EXERCISE TASK: What follows are records. Restate all of them word for word.

(Dataset rows about figures)

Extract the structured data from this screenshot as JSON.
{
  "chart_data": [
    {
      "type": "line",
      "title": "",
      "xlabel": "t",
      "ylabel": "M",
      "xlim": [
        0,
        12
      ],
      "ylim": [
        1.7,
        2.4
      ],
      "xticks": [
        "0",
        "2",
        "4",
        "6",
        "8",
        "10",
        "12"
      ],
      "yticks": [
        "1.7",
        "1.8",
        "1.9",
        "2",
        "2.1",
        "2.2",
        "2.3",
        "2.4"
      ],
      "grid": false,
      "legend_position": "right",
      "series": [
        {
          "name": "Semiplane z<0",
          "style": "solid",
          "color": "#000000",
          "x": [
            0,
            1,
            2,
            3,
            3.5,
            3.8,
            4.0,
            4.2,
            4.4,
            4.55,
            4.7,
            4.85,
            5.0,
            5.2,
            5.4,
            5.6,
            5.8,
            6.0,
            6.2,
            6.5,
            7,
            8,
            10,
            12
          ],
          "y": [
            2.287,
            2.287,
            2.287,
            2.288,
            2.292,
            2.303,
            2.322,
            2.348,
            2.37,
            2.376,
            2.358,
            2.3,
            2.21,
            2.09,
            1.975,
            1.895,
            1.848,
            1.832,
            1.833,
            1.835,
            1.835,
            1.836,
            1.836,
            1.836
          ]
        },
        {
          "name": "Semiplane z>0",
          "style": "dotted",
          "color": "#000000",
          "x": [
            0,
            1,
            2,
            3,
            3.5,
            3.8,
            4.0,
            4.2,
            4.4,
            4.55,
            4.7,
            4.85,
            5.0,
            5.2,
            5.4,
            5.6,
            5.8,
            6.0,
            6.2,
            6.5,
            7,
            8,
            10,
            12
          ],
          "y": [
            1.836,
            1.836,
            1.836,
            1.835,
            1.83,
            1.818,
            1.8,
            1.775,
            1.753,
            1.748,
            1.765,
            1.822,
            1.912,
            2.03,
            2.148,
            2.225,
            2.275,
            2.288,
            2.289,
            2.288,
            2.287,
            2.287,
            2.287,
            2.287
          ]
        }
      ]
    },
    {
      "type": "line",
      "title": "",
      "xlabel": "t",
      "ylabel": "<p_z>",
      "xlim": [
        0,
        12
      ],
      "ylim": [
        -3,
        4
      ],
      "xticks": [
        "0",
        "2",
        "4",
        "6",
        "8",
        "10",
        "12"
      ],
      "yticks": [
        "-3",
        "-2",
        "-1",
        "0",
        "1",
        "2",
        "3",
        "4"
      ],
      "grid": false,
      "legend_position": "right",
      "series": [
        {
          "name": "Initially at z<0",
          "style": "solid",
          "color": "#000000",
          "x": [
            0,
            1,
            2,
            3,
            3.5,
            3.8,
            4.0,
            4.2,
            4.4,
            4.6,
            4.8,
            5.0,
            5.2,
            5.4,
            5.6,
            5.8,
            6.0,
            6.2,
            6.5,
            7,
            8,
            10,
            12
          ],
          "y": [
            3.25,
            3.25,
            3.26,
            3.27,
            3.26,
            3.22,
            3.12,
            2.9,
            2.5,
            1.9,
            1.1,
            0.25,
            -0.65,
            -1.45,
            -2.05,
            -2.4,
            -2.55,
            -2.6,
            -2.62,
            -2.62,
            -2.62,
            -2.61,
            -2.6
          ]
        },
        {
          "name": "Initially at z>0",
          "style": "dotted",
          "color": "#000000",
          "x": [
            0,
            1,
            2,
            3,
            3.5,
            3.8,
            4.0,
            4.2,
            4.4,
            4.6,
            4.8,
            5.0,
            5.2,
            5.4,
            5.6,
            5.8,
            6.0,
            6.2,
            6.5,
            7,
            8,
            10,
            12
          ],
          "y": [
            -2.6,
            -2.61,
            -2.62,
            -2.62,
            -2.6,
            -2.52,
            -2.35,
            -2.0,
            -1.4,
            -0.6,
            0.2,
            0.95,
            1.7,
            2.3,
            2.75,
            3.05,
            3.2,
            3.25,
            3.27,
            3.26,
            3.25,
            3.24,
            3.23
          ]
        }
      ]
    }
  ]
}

OUTPUT FOR THIS EXERCISE:
Extract the structured data from this screenshot as JSON.
{
  "chart_data": [
    {
      "type": "line",
      "title": "",
      "xlabel": "t",
      "ylabel": "M",
      "xlim": [
        0,
        12
      ],
      "ylim": [
        1.7,
        2.4
      ],
      "xticks": [
        "0",
        "2",
        "4",
        "6",
        "8",
        "10",
        "12"
      ],
      "yticks": [
        "1.7",
        "1.8",
        "1.9",
        "2",
        "2.1",
        "2.2",
        "2.3",
        "2.4"
      ],
      "grid": false,
      "legend_position": "right",
      "series": [
        {
          "name": "Semiplane z<0",
          "style": "solid",
          "color": "#000000",
          "x": [
            0,
            1,
            2,
            3,
            3.5,
            3.8,
            4.0,
            4.2,
            4.4,
            4.55,
            4.7,
            4.85,
            5.0,
            5.2,
            5.4,
            5.6,
            5.8,
            6.0,
            6.2,
            6.5,
            7,
            8,
            10,
            12
          ],
          "y": [
            2.287,
            2.287,
            2.287,
            2.288,
            2.292,
            2.303,
            2.322,
            2.348,
            2.37,
            2.376,
            2.358,
            2.3,
            2.21,
            2.09,
            1.975,
            1.895,
            1.848,
            1.832,
            1.833,
            1.835,
            1.835,
            1.836,
            1.836,
            1.836
          ]
        },
        {
          "name": "Semiplane z>0",
          "style": "dotted",
          "color": "#000000",
          "x": [
            0,
            1,
            2,
            3,
            3.5,
            3.8,
            4.0,
            4.2,
            4.4,
            4.55,
            4.7,
            4.85,
            5.0,
            5.2,
            5.4,
            5.6,
            5.8,
            6.0,
            6.2,
            6.5,
            7,
            8,
            10,
            12
          ],
          "y": [
            1.836,
            1.836,
            1.836,
            1.835,
            1.83,
            1.818,
            1.8,
            1.775,
            1.753,
            1.748,
            1.765,
            1.822,
            1.912,
            2.03,
            2.148,
            2.225,
            2.275,
            2.288,
            2.289,
            2.288,
            2.287,
            2.287,
            2.287,
            2.287
          ]
        }
      ]
    },
    {
      "type": "line",
      "title": "",
      "xlabel": "t",
      "ylabel": "<p_z>",
      "xlim": [
        0,
        12
      ],
      "ylim": [
        -3,
        4
      ],
      "xticks": [
        "0",
        "2",
        "4",
        "6",
        "8",
        "10",
        "12"
      ],
      "yticks": [
        "-3",
        "-2",
        "-1",
        "0",
        "1",
        "2",
        "3",
        "4"
      ],
      "grid": false,
      "legend_position": "right",
      "series": [
        {
          "name": "Initially at z<0",
          "style": "solid",
          "color": "#000000",
          "x": [
            0,
            1,
            2,
            3,
            3.5,
            3.8,
            4.0,
            4.2,
            4.4,
            4.6,
            4.8,
            5.0,
            5.2,
            5.4,
            5.6,
            5.8,
            6.0,
            6.2,
            6.5,
            7,
            8,
            10,
            12
          ],
          "y": [
            3.25,
            3.25,
            3.26,
            3.27,
            3.26,
            3.22,
            3.12,
            2.9,
            2.5,
            1.9,
            1.1,
            0.25,
            -0.65,
            -1.45,
            -2.05,
            -2.4,
            -2.55,
            -2.6,
            -2.62,
            -2.62,
            -2.62,
            -2.61,
            -2.6
          ]
        },
        {
          "name": "Initially at z>0",
          "style": "dotted",
          "color": "#000000",
          "x": [
            0,
            1,
            2,
            3,
            3.5,
            3.8,
            4.0,
            4.2,
            4.4,
            4.6,
            4.8,
            5.0,
            5.2,
            5.4,
            5.6,
            5.8,
            6.0,
            6.2,
            6.5,
            7,
            8,
            10,
            12
          ],
          "y": [
            -2.6,
            -2.61,
            -2.62,
            -2.62,
            -2.6,
            -2.52,
            -2.35,
            -2.0,
            -1.4,
            -0.6,
            0.2,
            0.95,
            1.7,
            2.3,
            2.75,
            3.05,
            3.2,
            3.25,
            3.27,
            3.26,
            3.25,
            3.24,
            3.23
          ]
        }
      ]
    }
  ]
}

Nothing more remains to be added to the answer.